■ What you should do
Collect all the lines that mention the word "shutter".

■ Stored entries
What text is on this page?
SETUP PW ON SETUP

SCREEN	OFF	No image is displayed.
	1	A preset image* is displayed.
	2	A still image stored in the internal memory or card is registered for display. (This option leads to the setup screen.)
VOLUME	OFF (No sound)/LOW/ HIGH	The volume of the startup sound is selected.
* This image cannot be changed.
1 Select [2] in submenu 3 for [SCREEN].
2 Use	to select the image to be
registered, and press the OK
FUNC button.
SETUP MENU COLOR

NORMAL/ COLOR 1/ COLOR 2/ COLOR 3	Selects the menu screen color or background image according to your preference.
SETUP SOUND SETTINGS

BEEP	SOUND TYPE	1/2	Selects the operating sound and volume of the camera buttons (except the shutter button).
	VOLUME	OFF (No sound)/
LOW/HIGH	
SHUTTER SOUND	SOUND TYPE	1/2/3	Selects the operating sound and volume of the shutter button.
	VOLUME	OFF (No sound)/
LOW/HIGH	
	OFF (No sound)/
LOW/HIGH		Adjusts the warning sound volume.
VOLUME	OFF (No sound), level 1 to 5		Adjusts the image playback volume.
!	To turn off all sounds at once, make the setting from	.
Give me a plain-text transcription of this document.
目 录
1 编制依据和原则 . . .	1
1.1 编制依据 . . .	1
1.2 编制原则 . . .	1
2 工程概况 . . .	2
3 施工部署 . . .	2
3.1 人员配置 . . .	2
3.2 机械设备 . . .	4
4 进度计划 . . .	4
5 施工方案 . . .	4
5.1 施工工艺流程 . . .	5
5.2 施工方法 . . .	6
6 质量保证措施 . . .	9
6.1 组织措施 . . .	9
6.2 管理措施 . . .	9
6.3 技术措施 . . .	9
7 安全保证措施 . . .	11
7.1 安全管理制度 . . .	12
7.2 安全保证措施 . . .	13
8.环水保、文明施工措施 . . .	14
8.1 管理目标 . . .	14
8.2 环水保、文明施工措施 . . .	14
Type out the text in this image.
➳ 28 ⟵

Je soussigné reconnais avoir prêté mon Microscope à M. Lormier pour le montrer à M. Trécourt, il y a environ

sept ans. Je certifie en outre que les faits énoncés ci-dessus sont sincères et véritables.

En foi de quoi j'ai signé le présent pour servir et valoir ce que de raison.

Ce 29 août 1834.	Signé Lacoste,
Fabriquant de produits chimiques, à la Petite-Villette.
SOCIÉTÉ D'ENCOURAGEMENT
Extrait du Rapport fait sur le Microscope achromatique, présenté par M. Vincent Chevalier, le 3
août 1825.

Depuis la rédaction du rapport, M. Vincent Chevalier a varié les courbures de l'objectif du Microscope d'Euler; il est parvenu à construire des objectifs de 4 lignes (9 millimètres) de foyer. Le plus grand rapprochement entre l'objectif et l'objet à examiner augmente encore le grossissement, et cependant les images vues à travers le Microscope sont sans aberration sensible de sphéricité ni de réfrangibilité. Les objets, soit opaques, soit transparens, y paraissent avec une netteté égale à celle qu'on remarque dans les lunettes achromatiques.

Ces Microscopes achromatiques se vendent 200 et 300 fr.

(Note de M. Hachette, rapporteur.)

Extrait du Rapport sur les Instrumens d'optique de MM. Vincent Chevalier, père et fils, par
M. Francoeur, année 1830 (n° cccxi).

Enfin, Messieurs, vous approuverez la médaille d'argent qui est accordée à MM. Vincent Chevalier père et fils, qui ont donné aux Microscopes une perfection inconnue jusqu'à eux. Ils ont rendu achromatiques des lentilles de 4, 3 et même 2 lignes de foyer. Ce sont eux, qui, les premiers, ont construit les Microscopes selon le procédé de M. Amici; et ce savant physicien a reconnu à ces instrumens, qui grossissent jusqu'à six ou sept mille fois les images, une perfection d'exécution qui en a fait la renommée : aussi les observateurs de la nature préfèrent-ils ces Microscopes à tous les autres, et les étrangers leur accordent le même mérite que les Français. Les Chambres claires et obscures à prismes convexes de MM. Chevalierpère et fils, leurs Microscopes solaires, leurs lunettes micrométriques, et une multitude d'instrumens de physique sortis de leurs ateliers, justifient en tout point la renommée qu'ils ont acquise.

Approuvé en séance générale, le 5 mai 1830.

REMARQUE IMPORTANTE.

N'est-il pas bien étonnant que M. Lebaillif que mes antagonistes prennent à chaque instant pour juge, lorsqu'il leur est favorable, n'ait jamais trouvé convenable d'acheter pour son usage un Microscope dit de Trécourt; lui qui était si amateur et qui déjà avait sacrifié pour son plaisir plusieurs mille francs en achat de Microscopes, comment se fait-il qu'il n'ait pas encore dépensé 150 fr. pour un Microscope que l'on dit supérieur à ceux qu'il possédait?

■ Written answer
BEEP	SOUND TYPE	1/2	Selects the operating sound and volume of the camera buttons (except the shutter button).
SHUTTER SOUND	SOUND TYPE	1/2/3	Selects the operating sound and volume of the shutter button.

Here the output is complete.